§ **PROBLEM TO SOLVE**: Reproduce the listing below exactly. Pictures do not belong in the copy.

(Dataset excerpt)
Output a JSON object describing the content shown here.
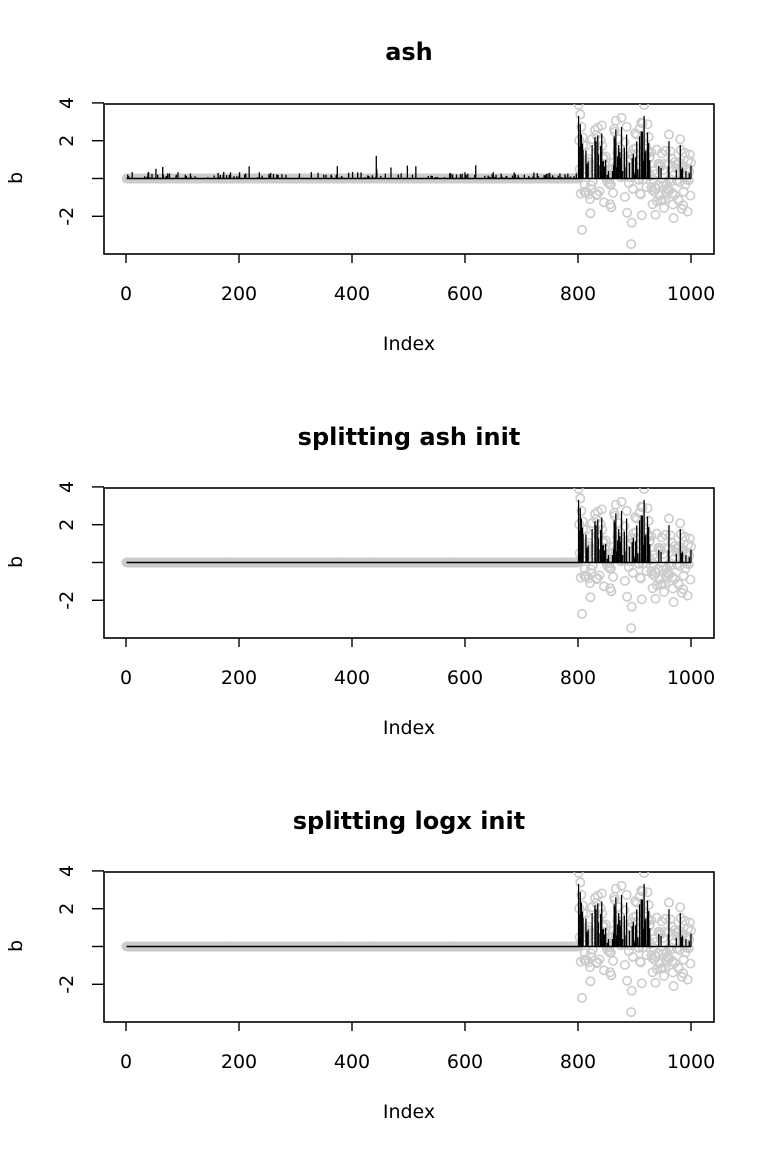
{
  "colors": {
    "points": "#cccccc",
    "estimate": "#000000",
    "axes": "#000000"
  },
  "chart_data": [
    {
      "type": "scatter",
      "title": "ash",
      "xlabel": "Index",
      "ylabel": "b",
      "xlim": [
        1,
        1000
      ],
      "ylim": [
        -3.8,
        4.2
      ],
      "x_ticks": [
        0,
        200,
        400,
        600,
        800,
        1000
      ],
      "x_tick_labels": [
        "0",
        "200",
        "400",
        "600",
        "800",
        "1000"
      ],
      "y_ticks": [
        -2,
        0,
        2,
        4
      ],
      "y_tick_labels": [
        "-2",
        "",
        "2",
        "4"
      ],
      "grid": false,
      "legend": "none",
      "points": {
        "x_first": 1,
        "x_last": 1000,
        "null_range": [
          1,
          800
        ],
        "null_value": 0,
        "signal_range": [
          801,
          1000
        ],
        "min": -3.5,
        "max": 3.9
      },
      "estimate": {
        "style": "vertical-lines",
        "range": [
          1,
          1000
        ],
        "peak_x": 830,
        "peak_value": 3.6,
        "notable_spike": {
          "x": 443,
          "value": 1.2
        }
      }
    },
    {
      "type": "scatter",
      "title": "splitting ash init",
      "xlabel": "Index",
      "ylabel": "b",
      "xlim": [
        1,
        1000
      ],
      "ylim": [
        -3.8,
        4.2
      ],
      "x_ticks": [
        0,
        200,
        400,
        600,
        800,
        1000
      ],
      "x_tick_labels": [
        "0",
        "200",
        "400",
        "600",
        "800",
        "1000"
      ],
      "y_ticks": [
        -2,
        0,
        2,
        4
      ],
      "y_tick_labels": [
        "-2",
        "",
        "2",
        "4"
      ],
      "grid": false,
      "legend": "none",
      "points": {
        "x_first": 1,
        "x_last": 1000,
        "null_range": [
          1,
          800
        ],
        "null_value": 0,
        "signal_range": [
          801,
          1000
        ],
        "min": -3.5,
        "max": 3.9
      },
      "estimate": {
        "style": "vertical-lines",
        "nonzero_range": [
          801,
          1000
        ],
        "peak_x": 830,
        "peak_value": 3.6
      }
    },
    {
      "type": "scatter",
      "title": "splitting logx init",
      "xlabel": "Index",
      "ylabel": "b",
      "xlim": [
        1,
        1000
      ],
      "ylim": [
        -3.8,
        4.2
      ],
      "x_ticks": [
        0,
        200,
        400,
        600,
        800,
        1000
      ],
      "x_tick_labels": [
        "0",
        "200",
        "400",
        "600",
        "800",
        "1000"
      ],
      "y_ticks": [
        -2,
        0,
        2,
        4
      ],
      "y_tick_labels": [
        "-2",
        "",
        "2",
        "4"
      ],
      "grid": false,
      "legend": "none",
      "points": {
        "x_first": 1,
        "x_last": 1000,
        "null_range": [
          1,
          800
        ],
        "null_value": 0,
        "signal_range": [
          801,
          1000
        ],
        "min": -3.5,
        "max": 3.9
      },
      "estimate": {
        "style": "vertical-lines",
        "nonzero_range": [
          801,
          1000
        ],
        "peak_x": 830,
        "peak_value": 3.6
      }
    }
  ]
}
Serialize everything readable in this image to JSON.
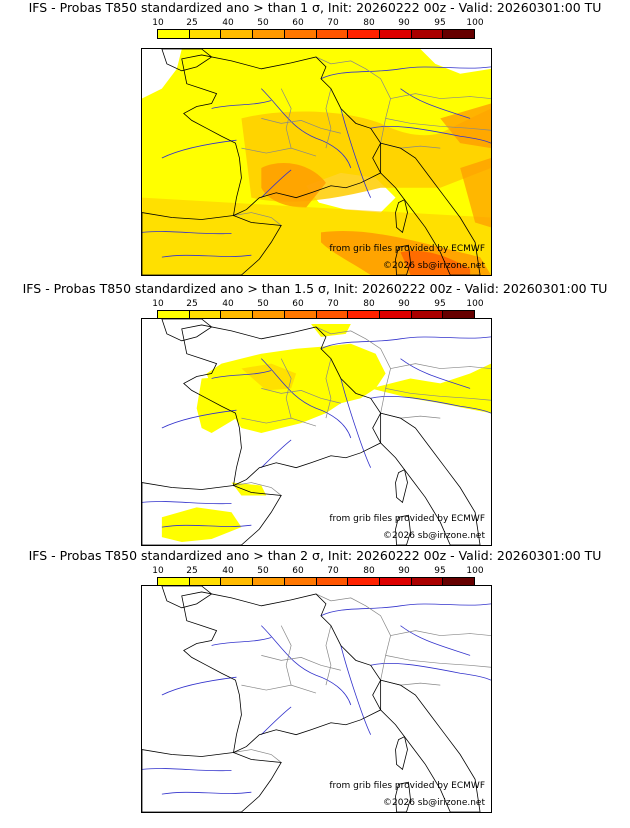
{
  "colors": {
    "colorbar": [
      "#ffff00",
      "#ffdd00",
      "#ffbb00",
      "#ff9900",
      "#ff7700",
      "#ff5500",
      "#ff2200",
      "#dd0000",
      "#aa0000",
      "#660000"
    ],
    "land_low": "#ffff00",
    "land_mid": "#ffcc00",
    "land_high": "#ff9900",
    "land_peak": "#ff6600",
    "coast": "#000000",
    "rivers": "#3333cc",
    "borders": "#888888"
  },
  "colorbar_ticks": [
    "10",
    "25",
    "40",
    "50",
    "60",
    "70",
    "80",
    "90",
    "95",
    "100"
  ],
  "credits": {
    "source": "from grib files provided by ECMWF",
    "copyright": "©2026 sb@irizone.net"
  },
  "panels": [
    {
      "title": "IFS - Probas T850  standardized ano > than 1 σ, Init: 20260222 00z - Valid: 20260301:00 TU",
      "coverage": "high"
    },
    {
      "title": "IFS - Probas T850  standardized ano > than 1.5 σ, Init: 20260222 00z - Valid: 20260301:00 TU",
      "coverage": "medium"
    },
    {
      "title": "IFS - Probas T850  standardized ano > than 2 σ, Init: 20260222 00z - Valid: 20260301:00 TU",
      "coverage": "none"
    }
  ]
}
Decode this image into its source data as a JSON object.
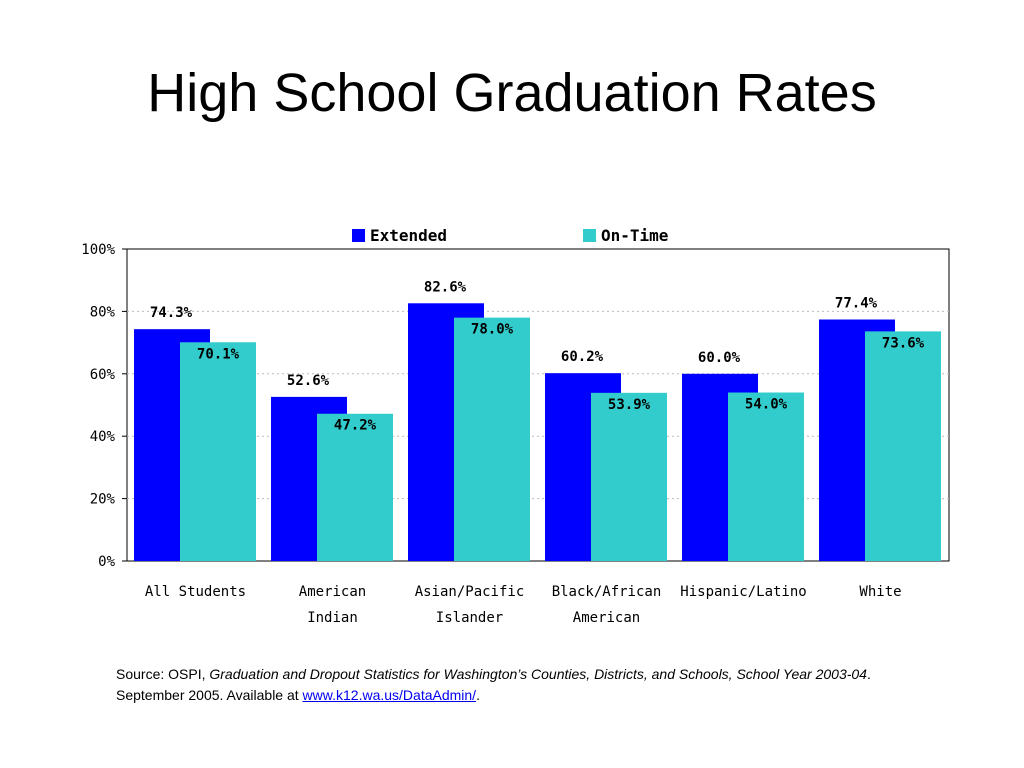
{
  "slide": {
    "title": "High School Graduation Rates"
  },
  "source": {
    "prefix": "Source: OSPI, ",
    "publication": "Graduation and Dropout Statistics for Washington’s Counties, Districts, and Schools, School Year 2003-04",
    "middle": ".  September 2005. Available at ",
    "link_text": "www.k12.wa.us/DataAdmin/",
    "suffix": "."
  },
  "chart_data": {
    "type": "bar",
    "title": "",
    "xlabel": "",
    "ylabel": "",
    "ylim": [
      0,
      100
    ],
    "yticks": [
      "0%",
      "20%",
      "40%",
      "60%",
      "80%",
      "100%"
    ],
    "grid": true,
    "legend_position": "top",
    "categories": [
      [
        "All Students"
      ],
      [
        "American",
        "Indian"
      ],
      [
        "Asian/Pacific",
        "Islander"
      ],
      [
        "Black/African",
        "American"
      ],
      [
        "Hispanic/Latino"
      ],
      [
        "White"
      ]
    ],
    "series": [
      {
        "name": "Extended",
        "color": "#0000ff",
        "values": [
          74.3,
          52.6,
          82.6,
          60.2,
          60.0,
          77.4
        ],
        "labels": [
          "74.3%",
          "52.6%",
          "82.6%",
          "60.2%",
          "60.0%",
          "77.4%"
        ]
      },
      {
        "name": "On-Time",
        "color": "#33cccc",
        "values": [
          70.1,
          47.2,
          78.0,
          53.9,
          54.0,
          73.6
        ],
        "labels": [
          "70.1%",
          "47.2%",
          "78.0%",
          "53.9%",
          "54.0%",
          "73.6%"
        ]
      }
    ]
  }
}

§ **WRITTEN RESPONSE**:
Output a JSON object describing the content shown here.
{
  "colors": {
    "points": "#cccccc",
    "estimate": "#000000",
    "axes": "#000000"
  },
  "chart_data": [
    {
      "type": "scatter",
      "title": "ash",
      "xlabel": "Index",
      "ylabel": "b",
      "xlim": [
        1,
        1000
      ],
      "ylim": [
        -3.8,
        4.2
      ],
      "x_ticks": [
        0,
        200,
        400,
        600,
        800,
        1000
      ],
      "x_tick_labels": [
        "0",
        "200",
        "400",
        "600",
        "800",
        "1000"
      ],
      "y_ticks": [
        -2,
        0,
        2,
        4
      ],
      "y_tick_labels": [
        "-2",
        "",
        "2",
        "4"
      ],
      "grid": false,
      "legend": "none",
      "points": {
        "x_first": 1,
        "x_last": 1000,
        "null_range": [
          1,
          800
        ],
        "null_value": 0,
        "signal_range": [
          801,
          1000
        ],
        "min": -3.5,
        "max": 3.9
      },
      "estimate": {
        "style": "vertical-lines",
        "range": [
          1,
          1000
        ],
        "peak_x": 830,
        "peak_value": 3.6,
        "notable_spike": {
          "x": 443,
          "value": 1.2
        }
      }
    },
    {
      "type": "scatter",
      "title": "splitting ash init",
      "xlabel": "Index",
      "ylabel": "b",
      "xlim": [
        1,
        1000
      ],
      "ylim": [
        -3.8,
        4.2
      ],
      "x_ticks": [
        0,
        200,
        400,
        600,
        800,
        1000
      ],
      "x_tick_labels": [
        "0",
        "200",
        "400",
        "600",
        "800",
        "1000"
      ],
      "y_ticks": [
        -2,
        0,
        2,
        4
      ],
      "y_tick_labels": [
        "-2",
        "",
        "2",
        "4"
      ],
      "grid": false,
      "legend": "none",
      "points": {
        "x_first": 1,
        "x_last": 1000,
        "null_range": [
          1,
          800
        ],
        "null_value": 0,
        "signal_range": [
          801,
          1000
        ],
        "min": -3.5,
        "max": 3.9
      },
      "estimate": {
        "style": "vertical-lines",
        "nonzero_range": [
          801,
          1000
        ],
        "peak_x": 830,
        "peak_value": 3.6
      }
    },
    {
      "type": "scatter",
      "title": "splitting logx init",
      "xlabel": "Index",
      "ylabel": "b",
      "xlim": [
        1,
        1000
      ],
      "ylim": [
        -3.8,
        4.2
      ],
      "x_ticks": [
        0,
        200,
        400,
        600,
        800,
        1000
      ],
      "x_tick_labels": [
        "0",
        "200",
        "400",
        "600",
        "800",
        "1000"
      ],
      "y_ticks": [
        -2,
        0,
        2,
        4
      ],
      "y_tick_labels": [
        "-2",
        "",
        "2",
        "4"
      ],
      "grid": false,
      "legend": "none",
      "points": {
        "x_first": 1,
        "x_last": 1000,
        "null_range": [
          1,
          800
        ],
        "null_value": 0,
        "signal_range": [
          801,
          1000
        ],
        "min": -3.5,
        "max": 3.9
      },
      "estimate": {
        "style": "vertical-lines",
        "nonzero_range": [
          801,
          1000
        ],
        "peak_x": 830,
        "peak_value": 3.6
      }
    }
  ]
}
Serialize everything readable in this image to JSON.
{
  "colors": {
    "colorbar": [
      "#ffff00",
      "#ffdd00",
      "#ffbb00",
      "#ff9900",
      "#ff7700",
      "#ff5500",
      "#ff2200",
      "#dd0000",
      "#aa0000",
      "#660000"
    ],
    "land_low": "#ffff00",
    "land_mid": "#ffcc00",
    "land_high": "#ff9900",
    "land_peak": "#ff6600",
    "coast": "#000000",
    "rivers": "#3333cc",
    "borders": "#888888"
  },
  "colorbar_ticks": [
    "10",
    "25",
    "40",
    "50",
    "60",
    "70",
    "80",
    "90",
    "95",
    "100"
  ],
  "credits": {
    "source": "from grib files provided by ECMWF",
    "copyright": "©2026 sb@irizone.net"
  },
  "panels": [
    {
      "title": "IFS - Probas T850  standardized ano > than 1 σ, Init: 20260222 00z - Valid: 20260301:00 TU",
      "coverage": "high"
    },
    {
      "title": "IFS - Probas T850  standardized ano > than 1.5 σ, Init: 20260222 00z - Valid: 20260301:00 TU",
      "coverage": "medium"
    },
    {
      "title": "IFS - Probas T850  standardized ano > than 2 σ, Init: 20260222 00z - Valid: 20260301:00 TU",
      "coverage": "none"
    }
  ]
}
Decode this image into its source data as a JSON object.
{
  "slide": {
    "title": "High School Graduation Rates"
  },
  "source": {
    "prefix": "Source: OSPI, ",
    "publication": "Graduation and Dropout Statistics for Washington’s Counties, Districts, and Schools, School Year 2003-04",
    "middle": ".  September 2005. Available at ",
    "link_text": "www.k12.wa.us/DataAdmin/",
    "suffix": "."
  },
  "chart_data": {
    "type": "bar",
    "title": "",
    "xlabel": "",
    "ylabel": "",
    "ylim": [
      0,
      100
    ],
    "yticks": [
      "0%",
      "20%",
      "40%",
      "60%",
      "80%",
      "100%"
    ],
    "grid": true,
    "legend_position": "top",
    "categories": [
      [
        "All Students"
      ],
      [
        "American",
        "Indian"
      ],
      [
        "Asian/Pacific",
        "Islander"
      ],
      [
        "Black/African",
        "American"
      ],
      [
        "Hispanic/Latino"
      ],
      [
        "White"
      ]
    ],
    "series": [
      {
        "name": "Extended",
        "color": "#0000ff",
        "values": [
          74.3,
          52.6,
          82.6,
          60.2,
          60.0,
          77.4
        ],
        "labels": [
          "74.3%",
          "52.6%",
          "82.6%",
          "60.2%",
          "60.0%",
          "77.4%"
        ]
      },
      {
        "name": "On-Time",
        "color": "#33cccc",
        "values": [
          70.1,
          47.2,
          78.0,
          53.9,
          54.0,
          73.6
        ],
        "labels": [
          "70.1%",
          "47.2%",
          "78.0%",
          "53.9%",
          "54.0%",
          "73.6%"
        ]
      }
    ]
  }
}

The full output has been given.